-- start of Provided entries --

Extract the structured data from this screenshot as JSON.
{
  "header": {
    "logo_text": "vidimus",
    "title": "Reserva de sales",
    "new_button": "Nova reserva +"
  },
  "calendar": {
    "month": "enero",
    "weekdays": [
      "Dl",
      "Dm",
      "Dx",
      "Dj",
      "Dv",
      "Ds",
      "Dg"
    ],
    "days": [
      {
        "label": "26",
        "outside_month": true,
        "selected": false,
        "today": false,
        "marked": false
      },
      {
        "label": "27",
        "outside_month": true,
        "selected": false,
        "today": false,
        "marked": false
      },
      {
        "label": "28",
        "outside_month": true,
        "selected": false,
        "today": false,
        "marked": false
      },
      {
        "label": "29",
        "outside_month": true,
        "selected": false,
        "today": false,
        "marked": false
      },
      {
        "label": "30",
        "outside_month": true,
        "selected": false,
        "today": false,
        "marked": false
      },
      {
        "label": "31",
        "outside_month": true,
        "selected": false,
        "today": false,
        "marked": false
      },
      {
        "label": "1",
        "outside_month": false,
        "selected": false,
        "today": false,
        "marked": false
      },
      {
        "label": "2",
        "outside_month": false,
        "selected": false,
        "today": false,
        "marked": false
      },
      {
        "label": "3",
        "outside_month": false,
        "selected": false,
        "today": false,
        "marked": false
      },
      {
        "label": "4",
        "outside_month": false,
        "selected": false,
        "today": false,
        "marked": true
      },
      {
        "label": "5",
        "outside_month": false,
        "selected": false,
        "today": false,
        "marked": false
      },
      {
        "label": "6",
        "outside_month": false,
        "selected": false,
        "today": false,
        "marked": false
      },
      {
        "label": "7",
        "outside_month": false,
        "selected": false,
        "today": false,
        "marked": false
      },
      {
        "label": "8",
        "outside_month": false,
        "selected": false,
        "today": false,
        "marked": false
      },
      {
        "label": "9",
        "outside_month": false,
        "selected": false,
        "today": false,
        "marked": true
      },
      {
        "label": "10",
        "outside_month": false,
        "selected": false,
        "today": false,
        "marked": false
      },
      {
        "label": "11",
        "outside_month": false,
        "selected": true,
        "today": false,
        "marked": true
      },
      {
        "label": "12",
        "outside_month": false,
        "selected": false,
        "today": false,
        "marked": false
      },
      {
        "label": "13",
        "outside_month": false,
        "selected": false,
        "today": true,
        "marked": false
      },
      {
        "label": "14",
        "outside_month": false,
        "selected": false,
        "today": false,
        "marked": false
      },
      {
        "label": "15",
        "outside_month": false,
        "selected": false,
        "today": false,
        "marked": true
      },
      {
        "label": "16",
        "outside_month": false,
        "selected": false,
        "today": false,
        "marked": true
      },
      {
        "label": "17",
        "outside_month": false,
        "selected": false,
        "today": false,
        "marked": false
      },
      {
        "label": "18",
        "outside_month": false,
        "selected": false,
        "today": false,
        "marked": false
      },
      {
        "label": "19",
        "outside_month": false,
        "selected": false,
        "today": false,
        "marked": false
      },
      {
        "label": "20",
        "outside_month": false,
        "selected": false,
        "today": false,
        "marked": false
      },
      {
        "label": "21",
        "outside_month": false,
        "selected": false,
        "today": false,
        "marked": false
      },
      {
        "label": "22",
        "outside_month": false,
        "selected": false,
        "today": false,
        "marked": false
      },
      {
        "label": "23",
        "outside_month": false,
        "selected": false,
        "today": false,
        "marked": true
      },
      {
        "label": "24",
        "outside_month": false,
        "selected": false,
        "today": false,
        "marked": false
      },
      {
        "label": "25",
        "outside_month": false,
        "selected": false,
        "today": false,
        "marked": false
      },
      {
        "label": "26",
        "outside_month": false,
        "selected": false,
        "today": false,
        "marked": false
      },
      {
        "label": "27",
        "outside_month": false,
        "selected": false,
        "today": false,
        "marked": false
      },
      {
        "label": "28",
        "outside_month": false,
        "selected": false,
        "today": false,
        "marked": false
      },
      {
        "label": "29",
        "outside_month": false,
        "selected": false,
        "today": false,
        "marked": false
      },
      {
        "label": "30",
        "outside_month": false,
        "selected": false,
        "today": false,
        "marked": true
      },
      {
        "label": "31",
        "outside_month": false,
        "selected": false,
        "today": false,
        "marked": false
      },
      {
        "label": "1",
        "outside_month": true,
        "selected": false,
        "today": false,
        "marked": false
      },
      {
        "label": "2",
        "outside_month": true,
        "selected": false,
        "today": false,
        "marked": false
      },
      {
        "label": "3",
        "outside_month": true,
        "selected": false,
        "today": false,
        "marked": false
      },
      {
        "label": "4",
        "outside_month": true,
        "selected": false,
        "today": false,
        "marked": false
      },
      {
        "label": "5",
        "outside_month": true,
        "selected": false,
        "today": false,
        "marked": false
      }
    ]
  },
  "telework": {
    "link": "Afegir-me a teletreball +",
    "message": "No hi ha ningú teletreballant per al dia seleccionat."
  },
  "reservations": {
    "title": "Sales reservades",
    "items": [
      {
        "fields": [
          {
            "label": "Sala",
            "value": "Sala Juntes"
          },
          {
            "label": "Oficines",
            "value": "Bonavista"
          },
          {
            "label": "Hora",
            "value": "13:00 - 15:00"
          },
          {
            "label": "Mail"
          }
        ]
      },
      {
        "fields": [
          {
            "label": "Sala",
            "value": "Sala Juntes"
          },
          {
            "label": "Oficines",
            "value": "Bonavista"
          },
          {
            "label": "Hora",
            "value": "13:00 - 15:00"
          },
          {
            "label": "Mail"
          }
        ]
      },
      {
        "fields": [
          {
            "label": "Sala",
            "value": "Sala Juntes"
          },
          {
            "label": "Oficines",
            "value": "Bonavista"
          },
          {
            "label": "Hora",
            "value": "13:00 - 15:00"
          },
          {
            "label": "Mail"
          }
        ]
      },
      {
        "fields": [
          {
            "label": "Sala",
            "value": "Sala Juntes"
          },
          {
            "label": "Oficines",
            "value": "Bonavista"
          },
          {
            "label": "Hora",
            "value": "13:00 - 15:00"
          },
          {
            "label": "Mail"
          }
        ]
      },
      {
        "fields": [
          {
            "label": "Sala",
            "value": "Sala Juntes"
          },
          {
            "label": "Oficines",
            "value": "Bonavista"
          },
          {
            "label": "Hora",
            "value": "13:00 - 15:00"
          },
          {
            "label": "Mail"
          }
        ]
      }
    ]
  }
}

-- end of Provided entries --

> _Given problem_
Quote the whole listing above, leaving nothing out.

> _Output for this exercise_
Extract the structured data from this screenshot as JSON.
{
  "header": {
    "logo_text": "vidimus",
    "title": "Reserva de sales",
    "new_button": "Nova reserva +"
  },
  "calendar": {
    "month": "enero",
    "weekdays": [
      "Dl",
      "Dm",
      "Dx",
      "Dj",
      "Dv",
      "Ds",
      "Dg"
    ],
    "days": [
      {
        "label": "26",
        "outside_month": true,
        "selected": false,
        "today": false,
        "marked": false
      },
      {
        "label": "27",
        "outside_month": true,
        "selected": false,
        "today": false,
        "marked": false
      },
      {
        "label": "28",
        "outside_month": true,
        "selected": false,
        "today": false,
        "marked": false
      },
      {
        "label": "29",
        "outside_month": true,
        "selected": false,
        "today": false,
        "marked": false
      },
      {
        "label": "30",
        "outside_month": true,
        "selected": false,
        "today": false,
        "marked": false
      },
      {
        "label": "31",
        "outside_month": true,
        "selected": false,
        "today": false,
        "marked": false
      },
      {
        "label": "1",
        "outside_month": false,
        "selected": false,
        "today": false,
        "marked": false
      },
      {
        "label": "2",
        "outside_month": false,
        "selected": false,
        "today": false,
        "marked": false
      },
      {
        "label": "3",
        "outside_month": false,
        "selected": false,
        "today": false,
        "marked": false
      },
      {
        "label": "4",
        "outside_month": false,
        "selected": false,
        "today": false,
        "marked": true
      },
      {
        "label": "5",
        "outside_month": false,
        "selected": false,
        "today": false,
        "marked": false
      },
      {
        "label": "6",
        "outside_month": false,
        "selected": false,
        "today": false,
        "marked": false
      },
      {
        "label": "7",
        "outside_month": false,
        "selected": false,
        "today": false,
        "marked": false
      },
      {
        "label": "8",
        "outside_month": false,
        "selected": false,
        "today": false,
        "marked": false
      },
      {
        "label": "9",
        "outside_month": false,
        "selected": false,
        "today": false,
        "marked": true
      },
      {
        "label": "10",
        "outside_month": false,
        "selected": false,
        "today": false,
        "marked": false
      },
      {
        "label": "11",
        "outside_month": false,
        "selected": true,
        "today": false,
        "marked": true
      },
      {
        "label": "12",
        "outside_month": false,
        "selected": false,
        "today": false,
        "marked": false
      },
      {
        "label": "13",
        "outside_month": false,
        "selected": false,
        "today": true,
        "marked": false
      },
      {
        "label": "14",
        "outside_month": false,
        "selected": false,
        "today": false,
        "marked": false
      },
      {
        "label": "15",
        "outside_month": false,
        "selected": false,
        "today": false,
        "marked": true
      },
      {
        "label": "16",
        "outside_month": false,
        "selected": false,
        "today": false,
        "marked": true
      },
      {
        "label": "17",
        "outside_month": false,
        "selected": false,
        "today": false,
        "marked": false
      },
      {
        "label": "18",
        "outside_month": false,
        "selected": false,
        "today": false,
        "marked": false
      },
      {
        "label": "19",
        "outside_month": false,
        "selected": false,
        "today": false,
        "marked": false
      },
      {
        "label": "20",
        "outside_month": false,
        "selected": false,
        "today": false,
        "marked": false
      },
      {
        "label": "21",
        "outside_month": false,
        "selected": false,
        "today": false,
        "marked": false
      },
      {
        "label": "22",
        "outside_month": false,
        "selected": false,
        "today": false,
        "marked": false
      },
      {
        "label": "23",
        "outside_month": false,
        "selected": false,
        "today": false,
        "marked": true
      },
      {
        "label": "24",
        "outside_month": false,
        "selected": false,
        "today": false,
        "marked": false
      },
      {
        "label": "25",
        "outside_month": false,
        "selected": false,
        "today": false,
        "marked": false
      },
      {
        "label": "26",
        "outside_month": false,
        "selected": false,
        "today": false,
        "marked": false
      },
      {
        "label": "27",
        "outside_month": false,
        "selected": false,
        "today": false,
        "marked": false
      },
      {
        "label": "28",
        "outside_month": false,
        "selected": false,
        "today": false,
        "marked": false
      },
      {
        "label": "29",
        "outside_month": false,
        "selected": false,
        "today": false,
        "marked": false
      },
      {
        "label": "30",
        "outside_month": false,
        "selected": false,
        "today": false,
        "marked": true
      },
      {
        "label": "31",
        "outside_month": false,
        "selected": false,
        "today": false,
        "marked": false
      },
      {
        "label": "1",
        "outside_month": true,
        "selected": false,
        "today": false,
        "marked": false
      },
      {
        "label": "2",
        "outside_month": true,
        "selected": false,
        "today": false,
        "marked": false
      },
      {
        "label": "3",
        "outside_month": true,
        "selected": false,
        "today": false,
        "marked": false
      },
      {
        "label": "4",
        "outside_month": true,
        "selected": false,
        "today": false,
        "marked": false
      },
      {
        "label": "5",
        "outside_month": true,
        "selected": false,
        "today": false,
        "marked": false
      }
    ]
  },
  "telework": {
    "link": "Afegir-me a teletreball +",
    "message": "No hi ha ningú teletreballant per al dia seleccionat."
  },
  "reservations": {
    "title": "Sales reservades",
    "items": [
      {
        "fields": [
          {
            "label": "Sala",
            "value": "Sala Juntes"
          },
          {
            "label": "Oficines",
            "value": "Bonavista"
          },
          {
            "label": "Hora",
            "value": "13:00 - 15:00"
          },
          {
            "label": "Mail"
          }
        ]
      },
      {
        "fields": [
          {
            "label": "Sala",
            "value": "Sala Juntes"
          },
          {
            "label": "Oficines",
            "value": "Bonavista"
          },
          {
            "label": "Hora",
            "value": "13:00 - 15:00"
          },
          {
            "label": "Mail"
          }
        ]
      },
      {
        "fields": [
          {
            "label": "Sala",
            "value": "Sala Juntes"
          },
          {
            "label": "Oficines",
            "value": "Bonavista"
          },
          {
            "label": "Hora",
            "value": "13:00 - 15:00"
          },
          {
            "label": "Mail"
          }
        ]
      },
      {
        "fields": [
          {
            "label": "Sala",
            "value": "Sala Juntes"
          },
          {
            "label": "Oficines",
            "value": "Bonavista"
          },
          {
            "label": "Hora",
            "value": "13:00 - 15:00"
          },
          {
            "label": "Mail"
          }
        ]
      },
      {
        "fields": [
          {
            "label": "Sala",
            "value": "Sala Juntes"
          },
          {
            "label": "Oficines",
            "value": "Bonavista"
          },
          {
            "label": "Hora",
            "value": "13:00 - 15:00"
          },
          {
            "label": "Mail"
          }
        ]
      }
    ]
  }
}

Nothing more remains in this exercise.